Dataset items:
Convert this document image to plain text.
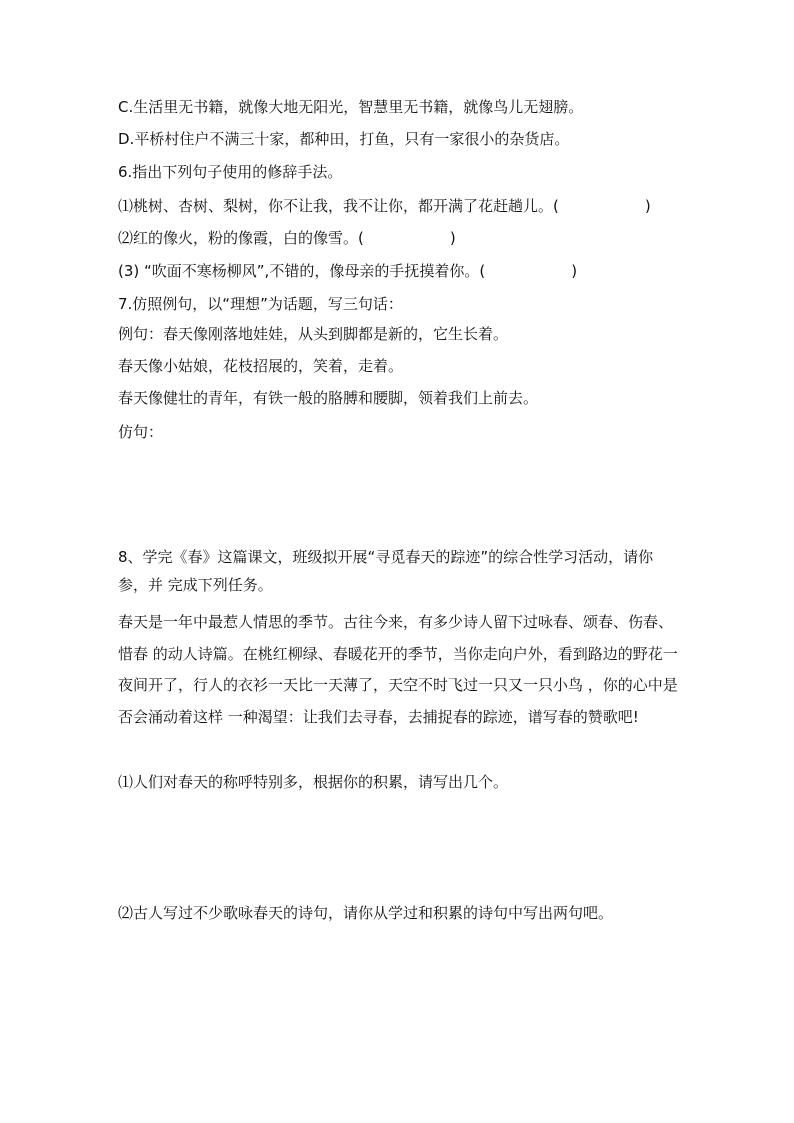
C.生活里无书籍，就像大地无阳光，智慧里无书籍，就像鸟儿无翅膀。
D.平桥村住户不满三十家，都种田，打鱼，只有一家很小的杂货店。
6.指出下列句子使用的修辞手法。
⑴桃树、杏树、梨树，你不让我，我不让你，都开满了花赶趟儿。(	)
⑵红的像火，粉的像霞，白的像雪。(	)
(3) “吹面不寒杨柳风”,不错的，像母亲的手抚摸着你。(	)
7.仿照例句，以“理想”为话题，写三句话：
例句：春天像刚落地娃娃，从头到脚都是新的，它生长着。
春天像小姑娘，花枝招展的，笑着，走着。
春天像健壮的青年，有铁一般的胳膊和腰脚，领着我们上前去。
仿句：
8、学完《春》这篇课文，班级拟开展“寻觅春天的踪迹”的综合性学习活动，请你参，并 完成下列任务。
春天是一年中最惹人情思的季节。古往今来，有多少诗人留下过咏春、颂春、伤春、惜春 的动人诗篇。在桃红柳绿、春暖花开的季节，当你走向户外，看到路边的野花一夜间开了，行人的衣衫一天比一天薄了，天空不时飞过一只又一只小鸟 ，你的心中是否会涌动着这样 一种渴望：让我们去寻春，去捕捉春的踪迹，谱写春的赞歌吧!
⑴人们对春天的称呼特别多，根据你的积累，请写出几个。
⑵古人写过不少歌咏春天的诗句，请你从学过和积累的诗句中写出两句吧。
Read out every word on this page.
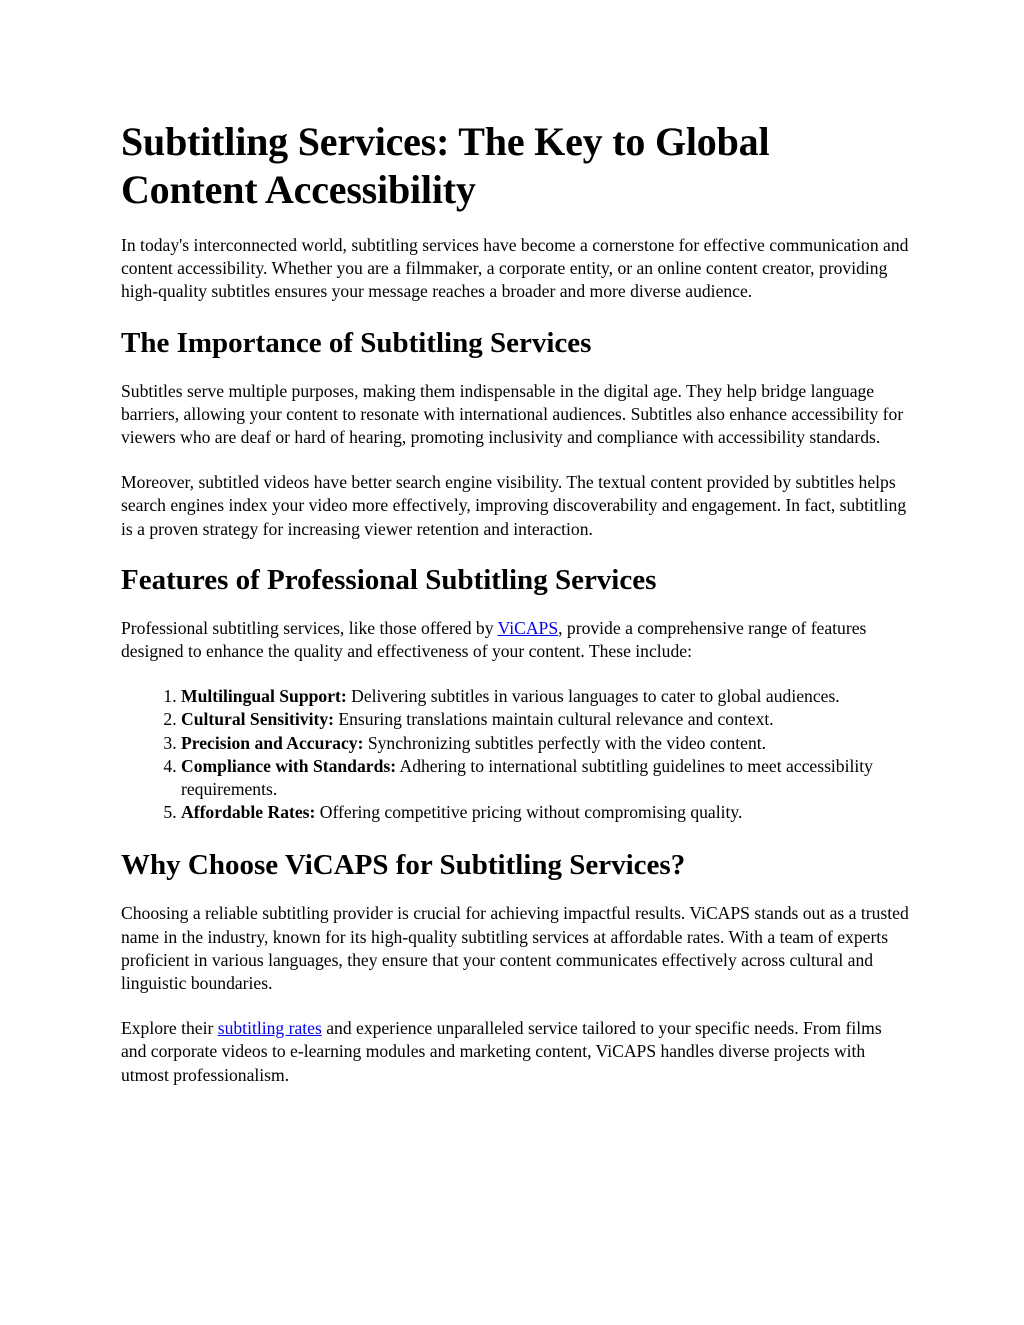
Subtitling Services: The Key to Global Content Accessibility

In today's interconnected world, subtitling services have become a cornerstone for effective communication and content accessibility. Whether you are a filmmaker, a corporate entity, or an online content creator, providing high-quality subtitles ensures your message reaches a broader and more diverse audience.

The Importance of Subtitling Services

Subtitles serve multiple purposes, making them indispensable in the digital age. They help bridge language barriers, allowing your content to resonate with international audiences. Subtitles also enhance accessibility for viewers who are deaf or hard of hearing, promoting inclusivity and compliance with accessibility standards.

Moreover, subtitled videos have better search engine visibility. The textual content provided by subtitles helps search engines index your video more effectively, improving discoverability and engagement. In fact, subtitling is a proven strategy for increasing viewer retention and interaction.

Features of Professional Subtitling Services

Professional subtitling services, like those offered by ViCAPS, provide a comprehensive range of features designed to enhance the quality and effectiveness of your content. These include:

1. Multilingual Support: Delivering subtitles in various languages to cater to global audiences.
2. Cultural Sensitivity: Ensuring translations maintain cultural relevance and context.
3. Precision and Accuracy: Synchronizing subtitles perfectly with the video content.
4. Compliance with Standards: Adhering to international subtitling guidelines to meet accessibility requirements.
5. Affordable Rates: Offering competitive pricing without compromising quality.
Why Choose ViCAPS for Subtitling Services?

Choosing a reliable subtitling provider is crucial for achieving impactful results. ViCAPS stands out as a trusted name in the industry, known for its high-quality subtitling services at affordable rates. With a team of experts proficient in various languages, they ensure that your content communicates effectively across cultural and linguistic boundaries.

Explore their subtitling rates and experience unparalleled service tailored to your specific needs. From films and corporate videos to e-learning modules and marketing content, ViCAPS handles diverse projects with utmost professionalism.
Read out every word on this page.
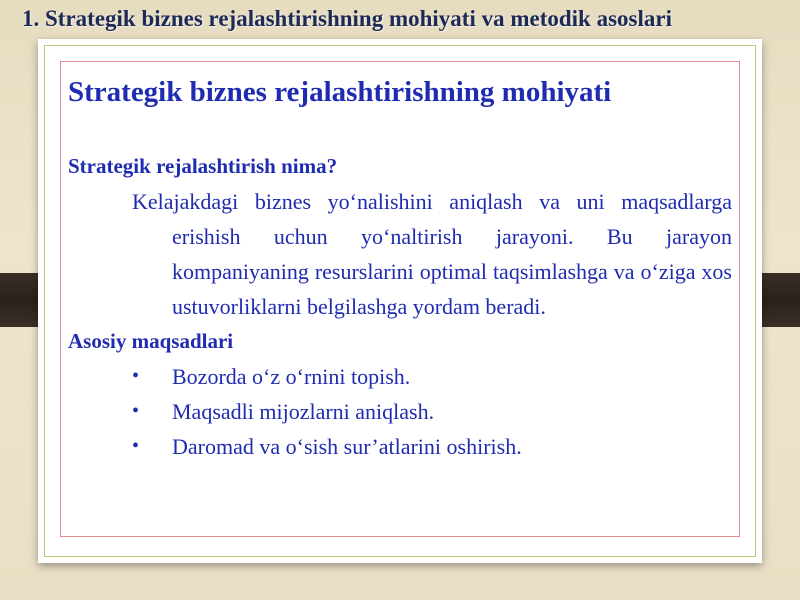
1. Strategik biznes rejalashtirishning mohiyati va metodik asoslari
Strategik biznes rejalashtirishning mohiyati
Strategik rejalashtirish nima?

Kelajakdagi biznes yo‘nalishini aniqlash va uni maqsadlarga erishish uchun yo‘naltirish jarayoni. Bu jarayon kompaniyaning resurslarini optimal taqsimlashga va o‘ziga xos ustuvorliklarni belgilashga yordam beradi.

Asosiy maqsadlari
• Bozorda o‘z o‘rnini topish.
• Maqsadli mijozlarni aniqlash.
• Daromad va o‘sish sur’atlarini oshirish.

STATED EXERCISE: Look through the lines above and collect those with the word "audiences".

COMPLETE RESPONSE:
Subtitles serve multiple purposes, making them indispensable in the digital age. They help bridge language barriers, allowing your content to resonate with international audiences. Subtitles also enhance accessibility for viewers who are deaf or hard of hearing, promoting inclusivity and compliance with accessibility standards.
1. Multilingual Support: Delivering subtitles in various languages to cater to global audiences.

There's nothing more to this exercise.